Records for this task =>
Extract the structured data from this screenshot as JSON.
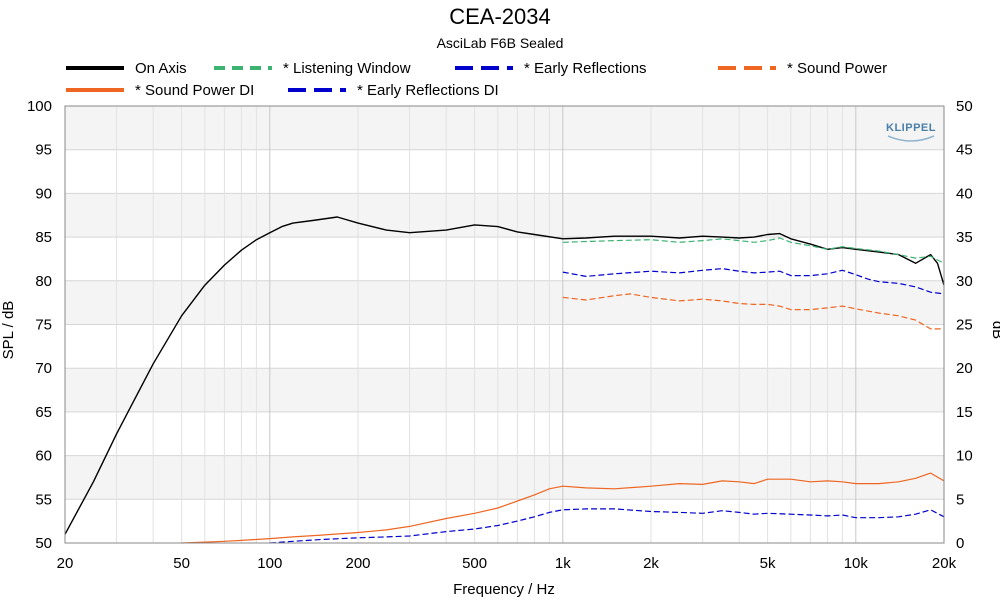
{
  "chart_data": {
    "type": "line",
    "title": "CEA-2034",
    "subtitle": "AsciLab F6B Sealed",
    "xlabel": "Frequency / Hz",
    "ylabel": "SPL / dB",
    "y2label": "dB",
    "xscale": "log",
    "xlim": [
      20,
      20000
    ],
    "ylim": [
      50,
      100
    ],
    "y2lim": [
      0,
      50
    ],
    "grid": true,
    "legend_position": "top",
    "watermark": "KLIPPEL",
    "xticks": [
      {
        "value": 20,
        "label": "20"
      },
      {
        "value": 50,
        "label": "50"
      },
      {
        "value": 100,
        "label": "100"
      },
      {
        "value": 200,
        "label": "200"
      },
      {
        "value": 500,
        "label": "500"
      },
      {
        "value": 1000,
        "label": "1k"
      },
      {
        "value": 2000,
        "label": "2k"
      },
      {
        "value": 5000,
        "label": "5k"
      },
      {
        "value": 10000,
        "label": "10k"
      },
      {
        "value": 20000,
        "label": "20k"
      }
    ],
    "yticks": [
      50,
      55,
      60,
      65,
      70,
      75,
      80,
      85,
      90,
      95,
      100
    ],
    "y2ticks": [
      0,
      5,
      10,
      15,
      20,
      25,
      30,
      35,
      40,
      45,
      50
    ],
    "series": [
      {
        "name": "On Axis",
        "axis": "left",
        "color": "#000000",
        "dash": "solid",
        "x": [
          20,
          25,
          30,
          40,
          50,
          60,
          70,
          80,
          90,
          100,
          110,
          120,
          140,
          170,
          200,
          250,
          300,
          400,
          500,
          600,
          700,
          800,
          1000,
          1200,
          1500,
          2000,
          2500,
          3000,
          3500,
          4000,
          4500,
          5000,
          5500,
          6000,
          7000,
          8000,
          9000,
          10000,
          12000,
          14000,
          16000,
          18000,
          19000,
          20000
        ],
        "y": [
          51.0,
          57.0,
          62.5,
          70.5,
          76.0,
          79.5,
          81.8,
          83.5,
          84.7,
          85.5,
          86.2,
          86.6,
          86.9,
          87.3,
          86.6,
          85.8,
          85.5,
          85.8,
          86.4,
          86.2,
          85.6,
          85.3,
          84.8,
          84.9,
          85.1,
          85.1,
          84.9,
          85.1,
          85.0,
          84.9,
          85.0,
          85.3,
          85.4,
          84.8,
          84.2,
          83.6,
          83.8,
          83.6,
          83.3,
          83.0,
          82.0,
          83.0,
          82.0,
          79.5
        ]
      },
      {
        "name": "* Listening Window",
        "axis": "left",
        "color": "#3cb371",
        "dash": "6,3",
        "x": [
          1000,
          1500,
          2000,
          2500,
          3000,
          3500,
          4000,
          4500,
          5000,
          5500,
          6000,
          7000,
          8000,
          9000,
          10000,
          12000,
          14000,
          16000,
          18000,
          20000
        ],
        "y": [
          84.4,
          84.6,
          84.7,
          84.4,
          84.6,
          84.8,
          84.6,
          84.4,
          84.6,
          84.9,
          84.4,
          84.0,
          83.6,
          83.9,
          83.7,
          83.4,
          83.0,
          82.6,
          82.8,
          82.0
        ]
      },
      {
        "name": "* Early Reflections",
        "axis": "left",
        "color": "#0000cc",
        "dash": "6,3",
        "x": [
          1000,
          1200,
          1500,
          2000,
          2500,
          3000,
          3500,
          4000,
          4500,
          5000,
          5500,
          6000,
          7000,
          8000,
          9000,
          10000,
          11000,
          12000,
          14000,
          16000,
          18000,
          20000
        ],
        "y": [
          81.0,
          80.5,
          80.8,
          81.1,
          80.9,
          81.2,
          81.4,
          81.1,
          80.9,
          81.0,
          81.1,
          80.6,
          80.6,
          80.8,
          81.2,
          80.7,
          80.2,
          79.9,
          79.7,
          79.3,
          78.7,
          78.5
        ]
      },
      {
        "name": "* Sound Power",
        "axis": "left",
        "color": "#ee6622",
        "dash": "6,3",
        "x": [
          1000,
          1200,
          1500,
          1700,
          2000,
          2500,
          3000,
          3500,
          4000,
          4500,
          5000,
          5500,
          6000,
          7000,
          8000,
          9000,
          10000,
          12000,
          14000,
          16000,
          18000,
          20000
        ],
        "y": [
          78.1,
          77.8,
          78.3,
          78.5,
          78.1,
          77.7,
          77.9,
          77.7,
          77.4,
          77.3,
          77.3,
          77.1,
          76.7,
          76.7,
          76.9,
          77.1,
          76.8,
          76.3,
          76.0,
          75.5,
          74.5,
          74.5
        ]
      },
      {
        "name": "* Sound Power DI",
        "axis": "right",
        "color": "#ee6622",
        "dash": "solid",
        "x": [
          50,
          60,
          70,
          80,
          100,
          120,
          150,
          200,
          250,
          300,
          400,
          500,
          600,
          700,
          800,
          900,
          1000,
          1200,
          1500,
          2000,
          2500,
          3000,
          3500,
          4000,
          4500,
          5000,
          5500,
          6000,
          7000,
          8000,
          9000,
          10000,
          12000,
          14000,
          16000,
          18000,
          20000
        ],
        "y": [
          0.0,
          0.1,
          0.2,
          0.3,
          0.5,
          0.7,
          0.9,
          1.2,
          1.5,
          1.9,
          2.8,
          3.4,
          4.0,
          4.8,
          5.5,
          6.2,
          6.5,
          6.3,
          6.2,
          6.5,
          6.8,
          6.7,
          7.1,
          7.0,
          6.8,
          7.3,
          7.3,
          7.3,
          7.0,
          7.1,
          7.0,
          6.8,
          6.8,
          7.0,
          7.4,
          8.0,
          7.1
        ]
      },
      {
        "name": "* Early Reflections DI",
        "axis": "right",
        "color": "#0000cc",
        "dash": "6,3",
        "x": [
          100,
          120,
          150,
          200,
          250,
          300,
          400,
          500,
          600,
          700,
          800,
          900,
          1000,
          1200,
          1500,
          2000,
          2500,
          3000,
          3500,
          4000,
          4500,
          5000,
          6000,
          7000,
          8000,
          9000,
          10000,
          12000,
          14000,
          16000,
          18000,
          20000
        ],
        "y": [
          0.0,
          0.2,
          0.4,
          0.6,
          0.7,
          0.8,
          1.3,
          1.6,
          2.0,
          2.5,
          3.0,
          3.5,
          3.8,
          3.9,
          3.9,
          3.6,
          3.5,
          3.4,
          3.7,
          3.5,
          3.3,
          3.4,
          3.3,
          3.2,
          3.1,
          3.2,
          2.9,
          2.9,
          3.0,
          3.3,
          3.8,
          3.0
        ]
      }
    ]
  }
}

...

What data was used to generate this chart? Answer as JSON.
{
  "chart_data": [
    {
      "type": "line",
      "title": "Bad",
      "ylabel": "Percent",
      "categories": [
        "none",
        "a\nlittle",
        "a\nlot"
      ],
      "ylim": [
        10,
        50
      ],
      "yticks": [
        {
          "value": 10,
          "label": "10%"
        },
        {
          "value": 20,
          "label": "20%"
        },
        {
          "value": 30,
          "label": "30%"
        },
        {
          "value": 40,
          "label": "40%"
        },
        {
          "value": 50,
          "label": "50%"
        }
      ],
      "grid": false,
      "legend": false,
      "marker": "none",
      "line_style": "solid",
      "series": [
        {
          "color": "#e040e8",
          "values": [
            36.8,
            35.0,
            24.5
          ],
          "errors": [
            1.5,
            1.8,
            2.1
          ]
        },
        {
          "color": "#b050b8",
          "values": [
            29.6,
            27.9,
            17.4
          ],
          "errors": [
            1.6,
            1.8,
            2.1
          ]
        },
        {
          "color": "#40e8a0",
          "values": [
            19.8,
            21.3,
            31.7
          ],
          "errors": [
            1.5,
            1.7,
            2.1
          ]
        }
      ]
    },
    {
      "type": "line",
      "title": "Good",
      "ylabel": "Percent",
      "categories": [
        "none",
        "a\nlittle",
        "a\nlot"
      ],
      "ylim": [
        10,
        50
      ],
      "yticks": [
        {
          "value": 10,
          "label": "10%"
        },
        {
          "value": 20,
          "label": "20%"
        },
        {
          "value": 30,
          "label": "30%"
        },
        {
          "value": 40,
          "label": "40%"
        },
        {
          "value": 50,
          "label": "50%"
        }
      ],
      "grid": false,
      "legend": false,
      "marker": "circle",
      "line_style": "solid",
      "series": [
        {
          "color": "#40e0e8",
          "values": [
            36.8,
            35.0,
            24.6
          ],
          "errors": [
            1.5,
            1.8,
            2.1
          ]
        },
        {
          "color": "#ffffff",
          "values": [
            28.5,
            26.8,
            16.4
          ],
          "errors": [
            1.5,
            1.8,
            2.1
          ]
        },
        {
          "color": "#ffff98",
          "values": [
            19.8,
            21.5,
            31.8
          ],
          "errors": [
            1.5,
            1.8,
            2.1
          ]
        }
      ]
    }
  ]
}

Given task =>
Locate the word "name" in the records and collect each line it appears in.

The reply =>
        "name": "On Axis",
        "name": "* Listening Window",
        "name": "* Early Reflections",
        "name": "* Sound Power",
        "name": "* Sound Power DI",
        "name": "* Early Reflections DI",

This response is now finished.